** START OF INFORMATION SHOWN **
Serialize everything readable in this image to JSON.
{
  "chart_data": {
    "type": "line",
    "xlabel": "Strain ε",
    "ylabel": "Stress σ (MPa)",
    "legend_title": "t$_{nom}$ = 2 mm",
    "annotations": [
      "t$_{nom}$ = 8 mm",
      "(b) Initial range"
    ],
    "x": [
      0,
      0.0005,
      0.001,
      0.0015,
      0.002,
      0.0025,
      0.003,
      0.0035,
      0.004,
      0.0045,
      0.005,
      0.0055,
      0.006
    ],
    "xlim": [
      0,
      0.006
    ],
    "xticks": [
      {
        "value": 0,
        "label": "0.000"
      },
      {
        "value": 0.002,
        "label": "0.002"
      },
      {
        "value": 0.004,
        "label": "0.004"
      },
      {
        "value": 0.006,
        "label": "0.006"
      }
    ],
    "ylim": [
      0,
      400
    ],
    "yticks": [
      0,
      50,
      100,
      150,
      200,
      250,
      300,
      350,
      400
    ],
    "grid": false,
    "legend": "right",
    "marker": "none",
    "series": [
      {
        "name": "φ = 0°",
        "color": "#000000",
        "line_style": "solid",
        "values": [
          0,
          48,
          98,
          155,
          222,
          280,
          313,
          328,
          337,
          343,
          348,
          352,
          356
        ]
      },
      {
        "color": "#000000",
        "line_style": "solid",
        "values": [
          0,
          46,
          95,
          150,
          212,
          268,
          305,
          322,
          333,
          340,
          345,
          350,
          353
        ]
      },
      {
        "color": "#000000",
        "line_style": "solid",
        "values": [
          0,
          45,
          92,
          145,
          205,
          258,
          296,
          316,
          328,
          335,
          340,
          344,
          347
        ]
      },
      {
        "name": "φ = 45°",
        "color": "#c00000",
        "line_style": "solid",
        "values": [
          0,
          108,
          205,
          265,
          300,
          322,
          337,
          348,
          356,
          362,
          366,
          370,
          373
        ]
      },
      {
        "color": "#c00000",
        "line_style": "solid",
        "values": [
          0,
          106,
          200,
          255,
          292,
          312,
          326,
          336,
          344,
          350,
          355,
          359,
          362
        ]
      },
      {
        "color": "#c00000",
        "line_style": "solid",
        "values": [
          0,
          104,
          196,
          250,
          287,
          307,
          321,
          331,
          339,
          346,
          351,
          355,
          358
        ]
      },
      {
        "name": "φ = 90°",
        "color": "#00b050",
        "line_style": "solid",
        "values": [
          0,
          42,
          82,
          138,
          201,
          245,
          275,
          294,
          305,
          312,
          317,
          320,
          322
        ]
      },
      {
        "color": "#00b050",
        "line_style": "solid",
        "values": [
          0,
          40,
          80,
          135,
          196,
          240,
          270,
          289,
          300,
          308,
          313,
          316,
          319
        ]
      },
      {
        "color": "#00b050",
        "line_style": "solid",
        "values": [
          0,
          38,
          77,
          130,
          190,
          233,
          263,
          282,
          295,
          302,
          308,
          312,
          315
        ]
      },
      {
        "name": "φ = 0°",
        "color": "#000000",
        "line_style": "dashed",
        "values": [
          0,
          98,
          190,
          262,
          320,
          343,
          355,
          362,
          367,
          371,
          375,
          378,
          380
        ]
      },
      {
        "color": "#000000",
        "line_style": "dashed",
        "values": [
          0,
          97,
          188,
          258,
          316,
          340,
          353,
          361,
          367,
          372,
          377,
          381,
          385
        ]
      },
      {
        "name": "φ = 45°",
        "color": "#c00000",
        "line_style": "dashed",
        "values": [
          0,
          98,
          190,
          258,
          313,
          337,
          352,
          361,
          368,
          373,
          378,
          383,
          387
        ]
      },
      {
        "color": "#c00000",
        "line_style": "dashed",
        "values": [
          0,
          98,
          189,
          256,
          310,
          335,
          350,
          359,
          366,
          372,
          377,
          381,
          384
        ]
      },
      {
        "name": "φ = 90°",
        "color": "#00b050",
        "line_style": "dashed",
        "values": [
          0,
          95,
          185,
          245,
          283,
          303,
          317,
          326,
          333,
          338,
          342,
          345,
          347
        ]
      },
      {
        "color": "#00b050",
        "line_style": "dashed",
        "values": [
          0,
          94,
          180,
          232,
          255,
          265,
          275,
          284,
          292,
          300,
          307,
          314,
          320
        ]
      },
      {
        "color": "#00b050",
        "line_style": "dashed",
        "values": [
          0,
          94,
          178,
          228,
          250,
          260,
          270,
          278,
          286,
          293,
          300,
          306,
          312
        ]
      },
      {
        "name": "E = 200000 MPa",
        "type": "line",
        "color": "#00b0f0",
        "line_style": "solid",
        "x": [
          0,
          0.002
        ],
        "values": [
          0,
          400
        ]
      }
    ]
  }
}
** END OF INFORMATION SHOWN **
** DIRECTION **
Quote all the records exactly, please, leaving none out.

** WRITTEN ANSWER **
Serialize everything readable in this image to JSON.
{
  "chart_data": {
    "type": "line",
    "xlabel": "Strain ε",
    "ylabel": "Stress σ (MPa)",
    "legend_title": "t$_{nom}$ = 2 mm",
    "annotations": [
      "t$_{nom}$ = 8 mm",
      "(b) Initial range"
    ],
    "x": [
      0,
      0.0005,
      0.001,
      0.0015,
      0.002,
      0.0025,
      0.003,
      0.0035,
      0.004,
      0.0045,
      0.005,
      0.0055,
      0.006
    ],
    "xlim": [
      0,
      0.006
    ],
    "xticks": [
      {
        "value": 0,
        "label": "0.000"
      },
      {
        "value": 0.002,
        "label": "0.002"
      },
      {
        "value": 0.004,
        "label": "0.004"
      },
      {
        "value": 0.006,
        "label": "0.006"
      }
    ],
    "ylim": [
      0,
      400
    ],
    "yticks": [
      0,
      50,
      100,
      150,
      200,
      250,
      300,
      350,
      400
    ],
    "grid": false,
    "legend": "right",
    "marker": "none",
    "series": [
      {
        "name": "φ = 0°",
        "color": "#000000",
        "line_style": "solid",
        "values": [
          0,
          48,
          98,
          155,
          222,
          280,
          313,
          328,
          337,
          343,
          348,
          352,
          356
        ]
      },
      {
        "color": "#000000",
        "line_style": "solid",
        "values": [
          0,
          46,
          95,
          150,
          212,
          268,
          305,
          322,
          333,
          340,
          345,
          350,
          353
        ]
      },
      {
        "color": "#000000",
        "line_style": "solid",
        "values": [
          0,
          45,
          92,
          145,
          205,
          258,
          296,
          316,
          328,
          335,
          340,
          344,
          347
        ]
      },
      {
        "name": "φ = 45°",
        "color": "#c00000",
        "line_style": "solid",
        "values": [
          0,
          108,
          205,
          265,
          300,
          322,
          337,
          348,
          356,
          362,
          366,
          370,
          373
        ]
      },
      {
        "color": "#c00000",
        "line_style": "solid",
        "values": [
          0,
          106,
          200,
          255,
          292,
          312,
          326,
          336,
          344,
          350,
          355,
          359,
          362
        ]
      },
      {
        "color": "#c00000",
        "line_style": "solid",
        "values": [
          0,
          104,
          196,
          250,
          287,
          307,
          321,
          331,
          339,
          346,
          351,
          355,
          358
        ]
      },
      {
        "name": "φ = 90°",
        "color": "#00b050",
        "line_style": "solid",
        "values": [
          0,
          42,
          82,
          138,
          201,
          245,
          275,
          294,
          305,
          312,
          317,
          320,
          322
        ]
      },
      {
        "color": "#00b050",
        "line_style": "solid",
        "values": [
          0,
          40,
          80,
          135,
          196,
          240,
          270,
          289,
          300,
          308,
          313,
          316,
          319
        ]
      },
      {
        "color": "#00b050",
        "line_style": "solid",
        "values": [
          0,
          38,
          77,
          130,
          190,
          233,
          263,
          282,
          295,
          302,
          308,
          312,
          315
        ]
      },
      {
        "name": "φ = 0°",
        "color": "#000000",
        "line_style": "dashed",
        "values": [
          0,
          98,
          190,
          262,
          320,
          343,
          355,
          362,
          367,
          371,
          375,
          378,
          380
        ]
      },
      {
        "color": "#000000",
        "line_style": "dashed",
        "values": [
          0,
          97,
          188,
          258,
          316,
          340,
          353,
          361,
          367,
          372,
          377,
          381,
          385
        ]
      },
      {
        "name": "φ = 45°",
        "color": "#c00000",
        "line_style": "dashed",
        "values": [
          0,
          98,
          190,
          258,
          313,
          337,
          352,
          361,
          368,
          373,
          378,
          383,
          387
        ]
      },
      {
        "color": "#c00000",
        "line_style": "dashed",
        "values": [
          0,
          98,
          189,
          256,
          310,
          335,
          350,
          359,
          366,
          372,
          377,
          381,
          384
        ]
      },
      {
        "name": "φ = 90°",
        "color": "#00b050",
        "line_style": "dashed",
        "values": [
          0,
          95,
          185,
          245,
          283,
          303,
          317,
          326,
          333,
          338,
          342,
          345,
          347
        ]
      },
      {
        "color": "#00b050",
        "line_style": "dashed",
        "values": [
          0,
          94,
          180,
          232,
          255,
          265,
          275,
          284,
          292,
          300,
          307,
          314,
          320
        ]
      },
      {
        "color": "#00b050",
        "line_style": "dashed",
        "values": [
          0,
          94,
          178,
          228,
          250,
          260,
          270,
          278,
          286,
          293,
          300,
          306,
          312
        ]
      },
      {
        "name": "E = 200000 MPa",
        "type": "line",
        "color": "#00b0f0",
        "line_style": "solid",
        "x": [
          0,
          0.002
        ],
        "values": [
          0,
          400
        ]
      }
    ]
  }
}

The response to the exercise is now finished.